• **WORK INSTRUCTIONS**
Pictures within the data are to be left out; everything else must be reproduced exactly.

Stored data:
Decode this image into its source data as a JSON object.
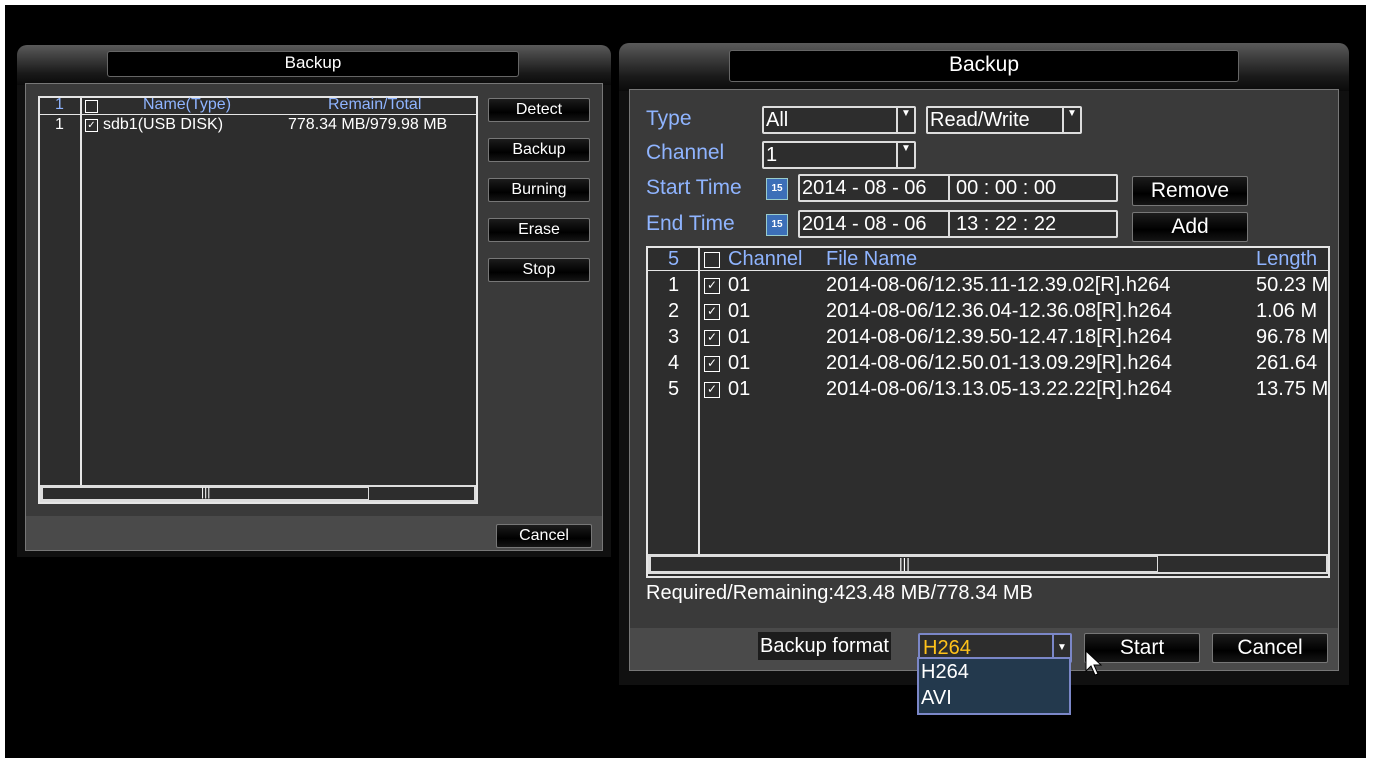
{
  "left_window": {
    "title": "Backup",
    "header": {
      "count": "1",
      "name": "Name(Type)",
      "remain": "Remain/Total"
    },
    "rows": [
      {
        "index": "1",
        "checked": true,
        "name": "sdb1(USB DISK)",
        "remain": "778.34 MB/979.98 MB"
      }
    ],
    "buttons": {
      "detect": "Detect",
      "backup": "Backup",
      "burning": "Burning",
      "erase": "Erase",
      "stop": "Stop",
      "cancel": "Cancel"
    }
  },
  "right_window": {
    "title": "Backup",
    "type_label": "Type",
    "type_value": "All",
    "mode_value": "Read/Write",
    "channel_label": "Channel",
    "channel_value": "1",
    "start_label": "Start Time",
    "start_date": "2014 - 08 - 06",
    "start_time": "00 :  00 :  00",
    "end_label": "End Time",
    "end_date": "2014 - 08 - 06",
    "end_time": "13 :  22 :  22",
    "remove_button": "Remove",
    "add_button": "Add",
    "calendar_icon_text": "15",
    "header": {
      "count": "5",
      "channel": "Channel",
      "file": "File Name",
      "length": "Length"
    },
    "rows": [
      {
        "index": "1",
        "checked": true,
        "channel": "01",
        "file": "2014-08-06/12.35.11-12.39.02[R].h264",
        "length": "50.23 M"
      },
      {
        "index": "2",
        "checked": true,
        "channel": "01",
        "file": "2014-08-06/12.36.04-12.36.08[R].h264",
        "length": "1.06 M"
      },
      {
        "index": "3",
        "checked": true,
        "channel": "01",
        "file": "2014-08-06/12.39.50-12.47.18[R].h264",
        "length": "96.78 M"
      },
      {
        "index": "4",
        "checked": true,
        "channel": "01",
        "file": "2014-08-06/12.50.01-13.09.29[R].h264",
        "length": "261.64"
      },
      {
        "index": "5",
        "checked": true,
        "channel": "01",
        "file": "2014-08-06/13.13.05-13.22.22[R].h264",
        "length": "13.75 M"
      }
    ],
    "required_remaining": "Required/Remaining:423.48 MB/778.34 MB",
    "backup_format_label": "Backup format",
    "backup_format_value": "H264",
    "format_options": [
      "H264",
      "AVI"
    ],
    "start_button": "Start",
    "cancel_button": "Cancel"
  },
  "colors": {
    "label_blue": "#8fb4ff",
    "format_value": "#ffc21a",
    "dropdown_bg": "#23394d"
  }
}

• **REPLY TO THE EXERCISE**
Decode this image into its source data as a JSON object.
{
  "left_window": {
    "title": "Backup",
    "header": {
      "count": "1",
      "name": "Name(Type)",
      "remain": "Remain/Total"
    },
    "rows": [
      {
        "index": "1",
        "checked": true,
        "name": "sdb1(USB DISK)",
        "remain": "778.34 MB/979.98 MB"
      }
    ],
    "buttons": {
      "detect": "Detect",
      "backup": "Backup",
      "burning": "Burning",
      "erase": "Erase",
      "stop": "Stop",
      "cancel": "Cancel"
    }
  },
  "right_window": {
    "title": "Backup",
    "type_label": "Type",
    "type_value": "All",
    "mode_value": "Read/Write",
    "channel_label": "Channel",
    "channel_value": "1",
    "start_label": "Start Time",
    "start_date": "2014 - 08 - 06",
    "start_time": "00 :  00 :  00",
    "end_label": "End Time",
    "end_date": "2014 - 08 - 06",
    "end_time": "13 :  22 :  22",
    "remove_button": "Remove",
    "add_button": "Add",
    "calendar_icon_text": "15",
    "header": {
      "count": "5",
      "channel": "Channel",
      "file": "File Name",
      "length": "Length"
    },
    "rows": [
      {
        "index": "1",
        "checked": true,
        "channel": "01",
        "file": "2014-08-06/12.35.11-12.39.02[R].h264",
        "length": "50.23 M"
      },
      {
        "index": "2",
        "checked": true,
        "channel": "01",
        "file": "2014-08-06/12.36.04-12.36.08[R].h264",
        "length": "1.06 M"
      },
      {
        "index": "3",
        "checked": true,
        "channel": "01",
        "file": "2014-08-06/12.39.50-12.47.18[R].h264",
        "length": "96.78 M"
      },
      {
        "index": "4",
        "checked": true,
        "channel": "01",
        "file": "2014-08-06/12.50.01-13.09.29[R].h264",
        "length": "261.64"
      },
      {
        "index": "5",
        "checked": true,
        "channel": "01",
        "file": "2014-08-06/13.13.05-13.22.22[R].h264",
        "length": "13.75 M"
      }
    ],
    "required_remaining": "Required/Remaining:423.48 MB/778.34 MB",
    "backup_format_label": "Backup format",
    "backup_format_value": "H264",
    "format_options": [
      "H264",
      "AVI"
    ],
    "start_button": "Start",
    "cancel_button": "Cancel"
  },
  "colors": {
    "label_blue": "#8fb4ff",
    "format_value": "#ffc21a",
    "dropdown_bg": "#23394d"
  }
}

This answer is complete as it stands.